>> Begin Task input
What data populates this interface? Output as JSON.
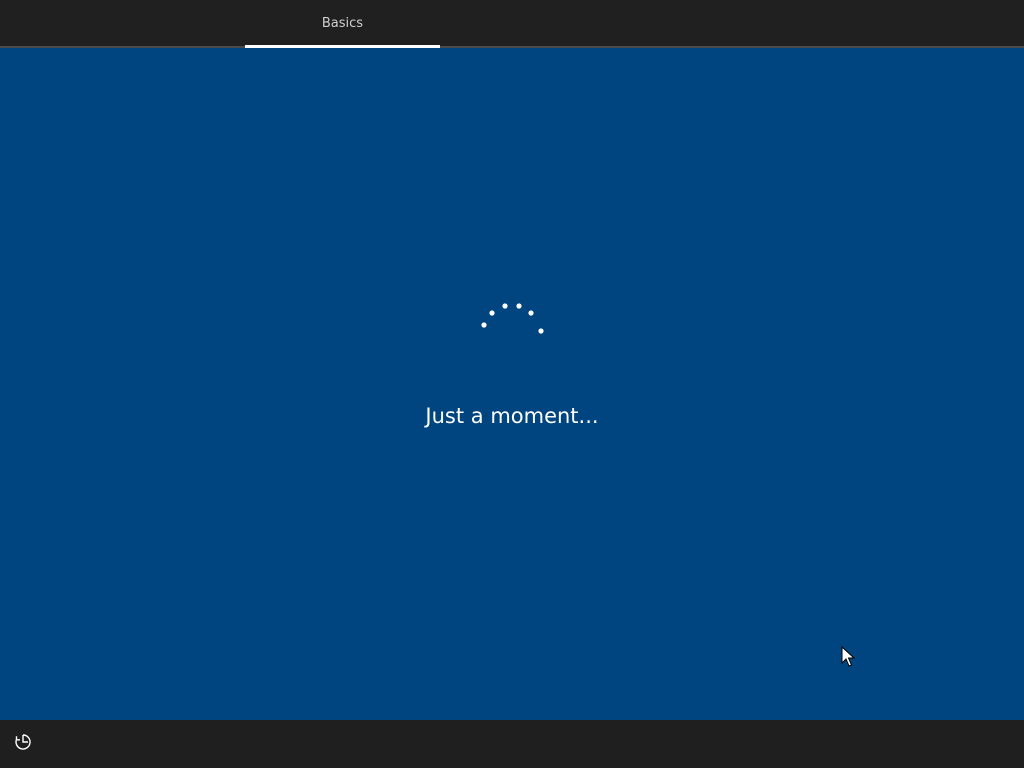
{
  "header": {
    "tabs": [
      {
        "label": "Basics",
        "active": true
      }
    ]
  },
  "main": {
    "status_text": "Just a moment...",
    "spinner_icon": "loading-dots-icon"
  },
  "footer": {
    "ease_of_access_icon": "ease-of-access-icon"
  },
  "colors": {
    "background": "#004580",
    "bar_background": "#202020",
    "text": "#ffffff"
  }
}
>> End Task input
>> Begin Task input
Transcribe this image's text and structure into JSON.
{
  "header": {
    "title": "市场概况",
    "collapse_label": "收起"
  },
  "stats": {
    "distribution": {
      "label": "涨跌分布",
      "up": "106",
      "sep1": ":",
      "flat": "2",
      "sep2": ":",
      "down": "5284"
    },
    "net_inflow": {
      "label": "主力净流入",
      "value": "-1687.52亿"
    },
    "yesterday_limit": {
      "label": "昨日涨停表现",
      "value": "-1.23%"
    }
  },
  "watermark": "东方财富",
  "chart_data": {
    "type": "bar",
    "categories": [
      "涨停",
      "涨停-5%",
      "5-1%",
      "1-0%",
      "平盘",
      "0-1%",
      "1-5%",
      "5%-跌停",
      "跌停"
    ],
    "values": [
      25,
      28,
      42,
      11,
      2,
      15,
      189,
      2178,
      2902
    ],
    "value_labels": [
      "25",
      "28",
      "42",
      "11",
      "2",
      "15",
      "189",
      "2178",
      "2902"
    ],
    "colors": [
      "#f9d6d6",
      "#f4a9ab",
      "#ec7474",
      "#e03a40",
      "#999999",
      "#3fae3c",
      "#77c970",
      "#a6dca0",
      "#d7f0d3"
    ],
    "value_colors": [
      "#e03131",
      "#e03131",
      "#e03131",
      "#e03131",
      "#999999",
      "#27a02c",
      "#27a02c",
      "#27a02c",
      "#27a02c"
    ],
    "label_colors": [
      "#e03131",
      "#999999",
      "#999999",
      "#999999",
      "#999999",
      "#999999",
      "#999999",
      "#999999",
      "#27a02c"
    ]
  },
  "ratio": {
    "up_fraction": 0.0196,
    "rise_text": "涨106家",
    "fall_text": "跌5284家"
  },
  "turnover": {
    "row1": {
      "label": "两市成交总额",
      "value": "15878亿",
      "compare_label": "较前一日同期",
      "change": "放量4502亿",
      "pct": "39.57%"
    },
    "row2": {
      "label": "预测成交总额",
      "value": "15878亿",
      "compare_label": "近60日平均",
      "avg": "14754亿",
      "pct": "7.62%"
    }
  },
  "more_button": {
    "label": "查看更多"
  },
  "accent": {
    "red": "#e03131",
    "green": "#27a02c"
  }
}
>> End Task input
>> Begin Task input
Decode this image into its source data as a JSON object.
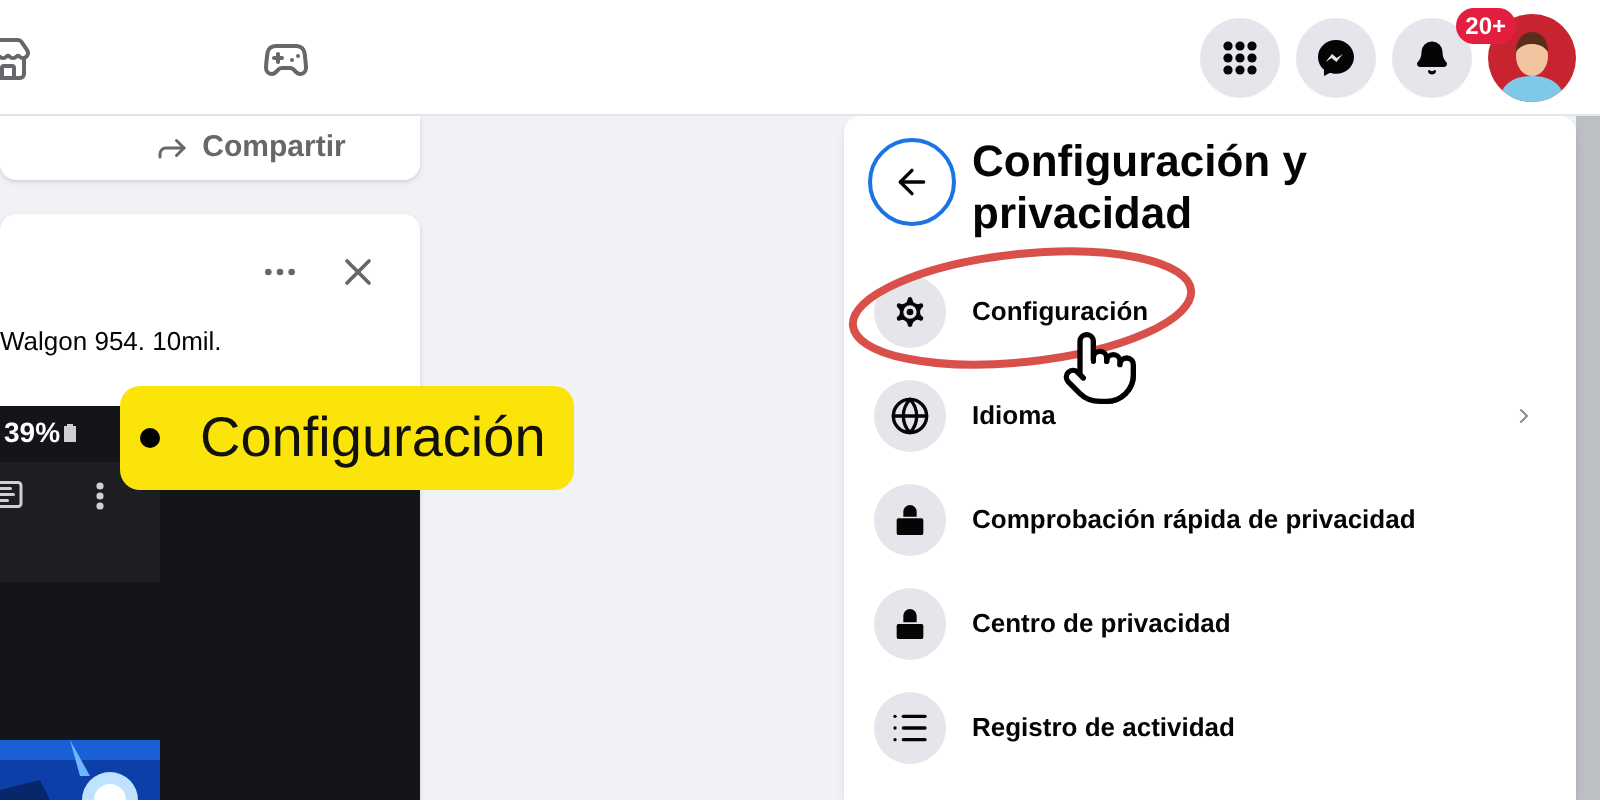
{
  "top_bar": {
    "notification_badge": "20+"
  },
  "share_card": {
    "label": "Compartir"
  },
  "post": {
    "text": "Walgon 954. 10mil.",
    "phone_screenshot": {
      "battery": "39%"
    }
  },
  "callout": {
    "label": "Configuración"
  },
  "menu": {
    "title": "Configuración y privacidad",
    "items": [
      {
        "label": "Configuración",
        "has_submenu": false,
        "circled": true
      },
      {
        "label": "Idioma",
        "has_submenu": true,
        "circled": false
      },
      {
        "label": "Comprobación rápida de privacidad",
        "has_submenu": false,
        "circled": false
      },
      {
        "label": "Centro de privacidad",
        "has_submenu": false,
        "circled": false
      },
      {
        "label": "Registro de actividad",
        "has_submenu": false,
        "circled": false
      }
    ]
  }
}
>> End Task input
* _Stated exercise_: Copy each line that holds the word "image".

* _Solution for this exercise_:
Transcribe this image's text and structure into JSON.
Decode this image into its source data as a JSON object.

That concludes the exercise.